Records
***
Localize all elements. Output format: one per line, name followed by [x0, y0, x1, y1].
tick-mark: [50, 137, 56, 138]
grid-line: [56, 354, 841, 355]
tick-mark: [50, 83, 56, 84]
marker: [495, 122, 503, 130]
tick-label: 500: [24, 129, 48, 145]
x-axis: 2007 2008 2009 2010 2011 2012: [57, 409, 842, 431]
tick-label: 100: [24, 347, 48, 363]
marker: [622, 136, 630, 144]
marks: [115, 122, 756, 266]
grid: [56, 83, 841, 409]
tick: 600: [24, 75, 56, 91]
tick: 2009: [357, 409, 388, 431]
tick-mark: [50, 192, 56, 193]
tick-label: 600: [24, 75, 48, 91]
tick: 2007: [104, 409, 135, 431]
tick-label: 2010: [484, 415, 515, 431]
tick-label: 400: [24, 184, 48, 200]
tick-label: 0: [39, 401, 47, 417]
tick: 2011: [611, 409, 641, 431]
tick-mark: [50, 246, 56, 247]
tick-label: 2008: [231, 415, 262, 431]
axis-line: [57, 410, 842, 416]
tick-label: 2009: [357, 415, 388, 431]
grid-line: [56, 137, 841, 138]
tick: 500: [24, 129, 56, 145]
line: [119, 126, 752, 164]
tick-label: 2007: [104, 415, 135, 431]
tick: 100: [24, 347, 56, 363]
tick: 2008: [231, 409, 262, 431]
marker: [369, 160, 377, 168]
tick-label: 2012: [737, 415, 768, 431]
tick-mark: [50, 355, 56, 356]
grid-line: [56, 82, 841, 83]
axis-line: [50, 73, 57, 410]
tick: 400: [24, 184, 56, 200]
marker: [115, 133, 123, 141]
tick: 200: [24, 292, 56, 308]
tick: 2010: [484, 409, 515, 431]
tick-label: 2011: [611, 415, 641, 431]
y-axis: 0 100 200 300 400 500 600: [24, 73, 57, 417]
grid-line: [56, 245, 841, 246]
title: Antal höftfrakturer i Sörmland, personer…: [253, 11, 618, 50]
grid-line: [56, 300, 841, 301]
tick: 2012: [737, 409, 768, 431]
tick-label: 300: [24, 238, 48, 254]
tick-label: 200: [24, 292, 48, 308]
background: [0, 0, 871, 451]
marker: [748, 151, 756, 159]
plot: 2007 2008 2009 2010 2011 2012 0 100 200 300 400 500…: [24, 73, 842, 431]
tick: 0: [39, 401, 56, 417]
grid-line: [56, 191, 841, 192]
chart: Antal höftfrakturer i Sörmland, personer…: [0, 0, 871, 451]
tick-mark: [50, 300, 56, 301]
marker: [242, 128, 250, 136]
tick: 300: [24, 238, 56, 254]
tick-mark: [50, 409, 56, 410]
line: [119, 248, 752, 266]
***
Aim
List each line of the material above that contains the string "grid".

Written solution
grid-line: [56, 354, 841, 355]
grid: [56, 83, 841, 409]
grid-line: [56, 137, 841, 138]
grid-line: [56, 82, 841, 83]
grid-line: [56, 245, 841, 246]
grid-line: [56, 300, 841, 301]
grid-line: [56, 191, 841, 192]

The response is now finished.